(Structured figure records)
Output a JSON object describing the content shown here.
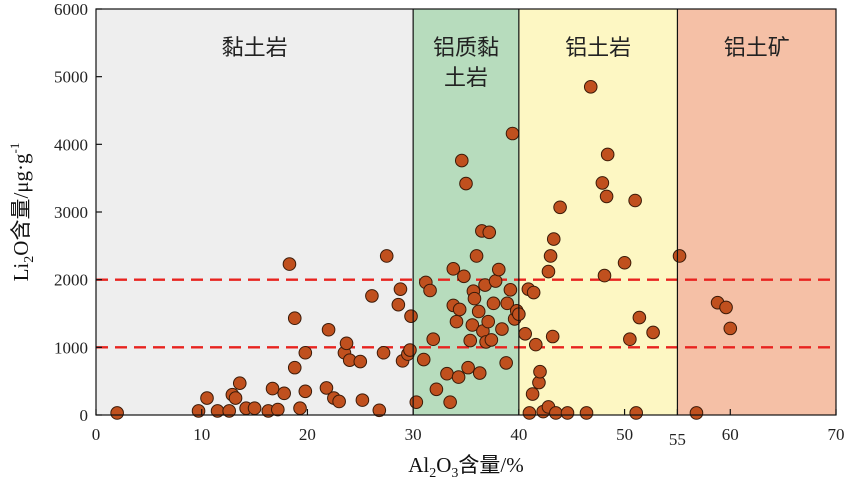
{
  "chart_data": {
    "type": "scatter",
    "xlim": [
      0,
      70
    ],
    "ylim": [
      0,
      6000
    ],
    "xticks": [
      0,
      10,
      20,
      30,
      40,
      50,
      55,
      60,
      70
    ],
    "yticks": [
      0,
      1000,
      2000,
      3000,
      4000,
      5000,
      6000
    ],
    "xlabel": {
      "main": "Al",
      "sub1": "2",
      "mid": "O",
      "sub2": "3",
      "rest": "含量/%"
    },
    "ylabel": {
      "main": "Li",
      "sub": "2",
      "mid": "O含量/μg·g",
      "sup": "-1"
    },
    "grid": false,
    "reference_lines": [
      {
        "y": 1000,
        "color": "#e8231f",
        "style": "dashed"
      },
      {
        "y": 2000,
        "color": "#e8231f",
        "style": "dashed"
      }
    ],
    "zones": [
      {
        "label_lines": [
          "黏土岩"
        ],
        "x_start": 0,
        "x_end": 30,
        "color": "#eeeeee"
      },
      {
        "label_lines": [
          "铝质黏",
          "土岩"
        ],
        "x_start": 30,
        "x_end": 40,
        "color": "#b7dcbd"
      },
      {
        "label_lines": [
          "铝土岩"
        ],
        "x_start": 40,
        "x_end": 55,
        "color": "#fdf7c3"
      },
      {
        "label_lines": [
          "铝土矿"
        ],
        "x_start": 55,
        "x_end": 70,
        "color": "#f5c0a6"
      }
    ],
    "marker_color": "#c0501e",
    "marker_edge": "#3a1a08",
    "points": [
      [
        2,
        30
      ],
      [
        9.7,
        60
      ],
      [
        10.5,
        250
      ],
      [
        11.5,
        60
      ],
      [
        12.6,
        60
      ],
      [
        12.9,
        300
      ],
      [
        13.2,
        250
      ],
      [
        13.6,
        470
      ],
      [
        14.2,
        100
      ],
      [
        15,
        100
      ],
      [
        16.3,
        60
      ],
      [
        16.7,
        390
      ],
      [
        17.2,
        80
      ],
      [
        17.8,
        320
      ],
      [
        18.3,
        2230
      ],
      [
        18.8,
        1430
      ],
      [
        18.8,
        700
      ],
      [
        19.3,
        100
      ],
      [
        19.8,
        920
      ],
      [
        19.8,
        350
      ],
      [
        21.8,
        400
      ],
      [
        22,
        1260
      ],
      [
        22.5,
        250
      ],
      [
        23,
        200
      ],
      [
        23.5,
        920
      ],
      [
        23.7,
        1060
      ],
      [
        24,
        810
      ],
      [
        25,
        790
      ],
      [
        25.2,
        220
      ],
      [
        26.1,
        1760
      ],
      [
        26.8,
        70
      ],
      [
        27.2,
        920
      ],
      [
        27.5,
        2350
      ],
      [
        28.8,
        1860
      ],
      [
        28.6,
        1630
      ],
      [
        29,
        800
      ],
      [
        29.5,
        900
      ],
      [
        29.7,
        960
      ],
      [
        29.8,
        1460
      ],
      [
        30.3,
        190
      ],
      [
        31,
        820
      ],
      [
        31.2,
        1960
      ],
      [
        31.6,
        1840
      ],
      [
        31.9,
        1120
      ],
      [
        32.2,
        380
      ],
      [
        33.2,
        610
      ],
      [
        33.5,
        190
      ],
      [
        33.8,
        2160
      ],
      [
        33.8,
        1620
      ],
      [
        34.1,
        1380
      ],
      [
        34.3,
        560
      ],
      [
        34.4,
        1560
      ],
      [
        34.6,
        3760
      ],
      [
        34.8,
        2050
      ],
      [
        35,
        3420
      ],
      [
        35.2,
        700
      ],
      [
        35.4,
        1100
      ],
      [
        35.6,
        1330
      ],
      [
        35.7,
        1830
      ],
      [
        35.8,
        1720
      ],
      [
        36,
        2350
      ],
      [
        36.2,
        1530
      ],
      [
        36.3,
        620
      ],
      [
        36.5,
        2720
      ],
      [
        36.6,
        1240
      ],
      [
        36.8,
        1920
      ],
      [
        36.9,
        1080
      ],
      [
        37.1,
        1380
      ],
      [
        37.2,
        2700
      ],
      [
        37.4,
        1110
      ],
      [
        37.6,
        1650
      ],
      [
        37.8,
        1980
      ],
      [
        38.1,
        2150
      ],
      [
        38.4,
        1270
      ],
      [
        38.8,
        770
      ],
      [
        38.9,
        1650
      ],
      [
        39.2,
        1850
      ],
      [
        39.4,
        4160
      ],
      [
        39.6,
        1420
      ],
      [
        39.8,
        1540
      ],
      [
        40,
        1490
      ],
      [
        40.6,
        1200
      ],
      [
        40.9,
        1860
      ],
      [
        41,
        30
      ],
      [
        41.3,
        310
      ],
      [
        41.4,
        1810
      ],
      [
        41.6,
        1040
      ],
      [
        41.9,
        480
      ],
      [
        42,
        640
      ],
      [
        42.3,
        50
      ],
      [
        42.8,
        120
      ],
      [
        42.8,
        2120
      ],
      [
        43,
        2350
      ],
      [
        43.2,
        1160
      ],
      [
        43.3,
        2600
      ],
      [
        43.5,
        30
      ],
      [
        43.9,
        3070
      ],
      [
        44.6,
        30
      ],
      [
        46.4,
        30
      ],
      [
        46.8,
        4850
      ],
      [
        47.9,
        3430
      ],
      [
        48.1,
        2060
      ],
      [
        48.3,
        3230
      ],
      [
        48.4,
        3850
      ],
      [
        50,
        2250
      ],
      [
        50.5,
        1120
      ],
      [
        51,
        3170
      ],
      [
        51.1,
        30
      ],
      [
        51.4,
        1440
      ],
      [
        52.7,
        1220
      ],
      [
        55.2,
        2350
      ],
      [
        56.8,
        30
      ],
      [
        58.8,
        1660
      ],
      [
        59.6,
        1590
      ],
      [
        60,
        1280
      ]
    ]
  }
}
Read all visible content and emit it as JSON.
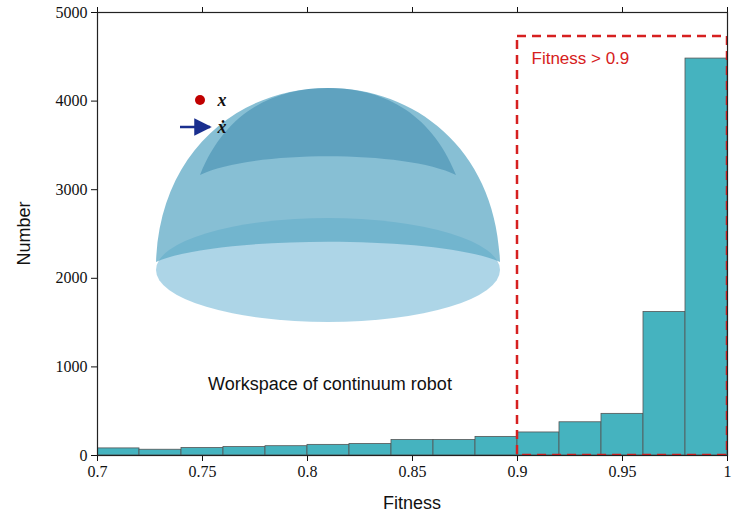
{
  "chart_data": {
    "type": "histogram",
    "xlabel": "Fitness",
    "ylabel": "Number",
    "bins": [
      0.7,
      0.72,
      0.74,
      0.76,
      0.78,
      0.8,
      0.82,
      0.84,
      0.86,
      0.88,
      0.9,
      0.92,
      0.94,
      0.96,
      0.98,
      1.0
    ],
    "counts": [
      80,
      65,
      85,
      95,
      105,
      120,
      130,
      175,
      175,
      210,
      260,
      375,
      470,
      1620,
      4480
    ],
    "color": "#45b3bf",
    "xlim": [
      0.7,
      1
    ],
    "ylim": [
      0,
      5000
    ],
    "xticks": [
      0.7,
      0.75,
      0.8,
      0.85,
      0.9,
      0.95,
      1
    ],
    "yticks": [
      0,
      1000,
      2000,
      3000,
      4000,
      5000
    ],
    "annotations": [
      {
        "text": "Fitness > 0.9",
        "x": [
          0.9,
          1
        ],
        "y": [
          0,
          4730
        ],
        "color": "#d62020",
        "line_style": "dashed"
      }
    ],
    "inset": {
      "title": "Workspace of continuum robot",
      "legend": [
        {
          "name": "x",
          "color": "#c00000",
          "marker": "dot"
        },
        {
          "name": "ẋ",
          "color": "#1a2f8f",
          "marker": "arrow"
        }
      ]
    }
  }
}
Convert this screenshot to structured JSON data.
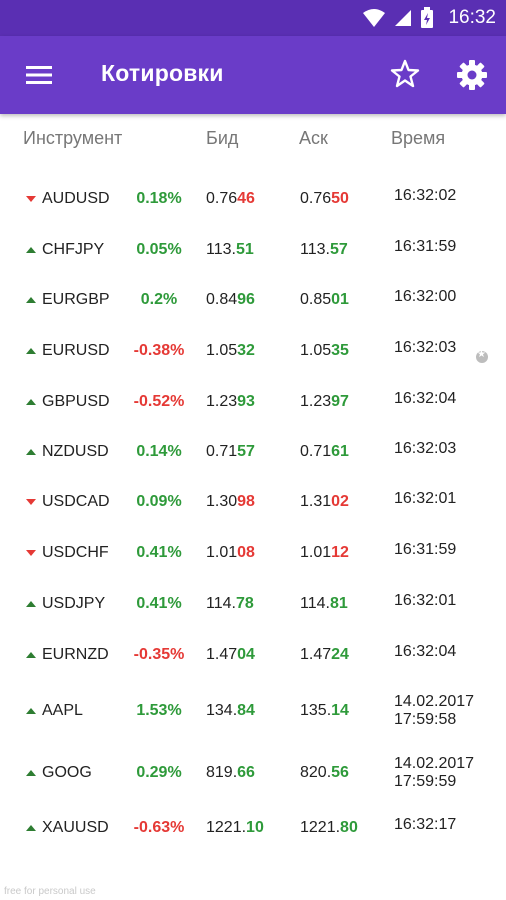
{
  "status_bar": {
    "time": "16:32"
  },
  "app_bar": {
    "title": "Котировки"
  },
  "columns": {
    "instrument": "Инструмент",
    "bid": "Бид",
    "ask": "Аск",
    "time": "Время"
  },
  "quotes": [
    {
      "symbol": "AUDUSD",
      "direction": "down",
      "change": "0.18%",
      "change_sign": "pos",
      "bid_prefix": "0.76",
      "bid_big": "46",
      "ask_prefix": "0.76",
      "ask_big": "50",
      "price_color": "neg",
      "time1": "16:32:02",
      "time2": ""
    },
    {
      "symbol": "CHFJPY",
      "direction": "up",
      "change": "0.05%",
      "change_sign": "pos",
      "bid_prefix": "113.",
      "bid_big": "51",
      "ask_prefix": "113.",
      "ask_big": "57",
      "price_color": "pos",
      "time1": "16:31:59",
      "time2": ""
    },
    {
      "symbol": "EURGBP",
      "direction": "up",
      "change": "0.2%",
      "change_sign": "pos",
      "bid_prefix": "0.84",
      "bid_big": "96",
      "ask_prefix": "0.85",
      "ask_big": "01",
      "price_color": "pos",
      "time1": "16:32:00",
      "time2": ""
    },
    {
      "symbol": "EURUSD",
      "direction": "up",
      "change": "-0.38%",
      "change_sign": "neg",
      "bid_prefix": "1.05",
      "bid_big": "32",
      "ask_prefix": "1.05",
      "ask_big": "35",
      "price_color": "pos",
      "time1": "16:32:03",
      "time2": ""
    },
    {
      "symbol": "GBPUSD",
      "direction": "up",
      "change": "-0.52%",
      "change_sign": "neg",
      "bid_prefix": "1.23",
      "bid_big": "93",
      "ask_prefix": "1.23",
      "ask_big": "97",
      "price_color": "pos",
      "time1": "16:32:04",
      "time2": ""
    },
    {
      "symbol": "NZDUSD",
      "direction": "up",
      "change": "0.14%",
      "change_sign": "pos",
      "bid_prefix": "0.71",
      "bid_big": "57",
      "ask_prefix": "0.71",
      "ask_big": "61",
      "price_color": "pos",
      "time1": "16:32:03",
      "time2": ""
    },
    {
      "symbol": "USDCAD",
      "direction": "down",
      "change": "0.09%",
      "change_sign": "pos",
      "bid_prefix": "1.30",
      "bid_big": "98",
      "ask_prefix": "1.31",
      "ask_big": "02",
      "price_color": "neg",
      "time1": "16:32:01",
      "time2": ""
    },
    {
      "symbol": "USDCHF",
      "direction": "down",
      "change": "0.41%",
      "change_sign": "pos",
      "bid_prefix": "1.01",
      "bid_big": "08",
      "ask_prefix": "1.01",
      "ask_big": "12",
      "price_color": "neg",
      "time1": "16:31:59",
      "time2": ""
    },
    {
      "symbol": "USDJPY",
      "direction": "up",
      "change": "0.41%",
      "change_sign": "pos",
      "bid_prefix": "114.",
      "bid_big": "78",
      "ask_prefix": "114.",
      "ask_big": "81",
      "price_color": "pos",
      "time1": "16:32:01",
      "time2": ""
    },
    {
      "symbol": "EURNZD",
      "direction": "up",
      "change": "-0.35%",
      "change_sign": "neg",
      "bid_prefix": "1.47",
      "bid_big": "04",
      "ask_prefix": "1.47",
      "ask_big": "24",
      "price_color": "pos",
      "time1": "16:32:04",
      "time2": ""
    },
    {
      "symbol": "AAPL",
      "direction": "up",
      "change": "1.53%",
      "change_sign": "pos",
      "bid_prefix": "134.",
      "bid_big": "84",
      "ask_prefix": "135.",
      "ask_big": "14",
      "price_color": "pos",
      "time1": "14.02.2017",
      "time2": "17:59:58"
    },
    {
      "symbol": "GOOG",
      "direction": "up",
      "change": "0.29%",
      "change_sign": "pos",
      "bid_prefix": "819.",
      "bid_big": "66",
      "ask_prefix": "820.",
      "ask_big": "56",
      "price_color": "pos",
      "time1": "14.02.2017",
      "time2": "17:59:59"
    },
    {
      "symbol": "XAUUSD",
      "direction": "up",
      "change": "-0.63%",
      "change_sign": "neg",
      "bid_prefix": "1221.",
      "bid_big": "10",
      "ask_prefix": "1221.",
      "ask_big": "80",
      "price_color": "pos",
      "time1": "16:32:17",
      "time2": ""
    }
  ],
  "watermark": "free for personal use",
  "colors": {
    "app_bar": "#6a3cc8",
    "status_bar": "#5a2fb3",
    "positive": "#2e9a3a",
    "negative": "#e53935"
  }
}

DESCRIPTION OF THE TASK - Gather all lines with the string "title" from the data.

TASK RESPONSE -
      "title": "Workspace of continuum robot",
    "title": "Котировки"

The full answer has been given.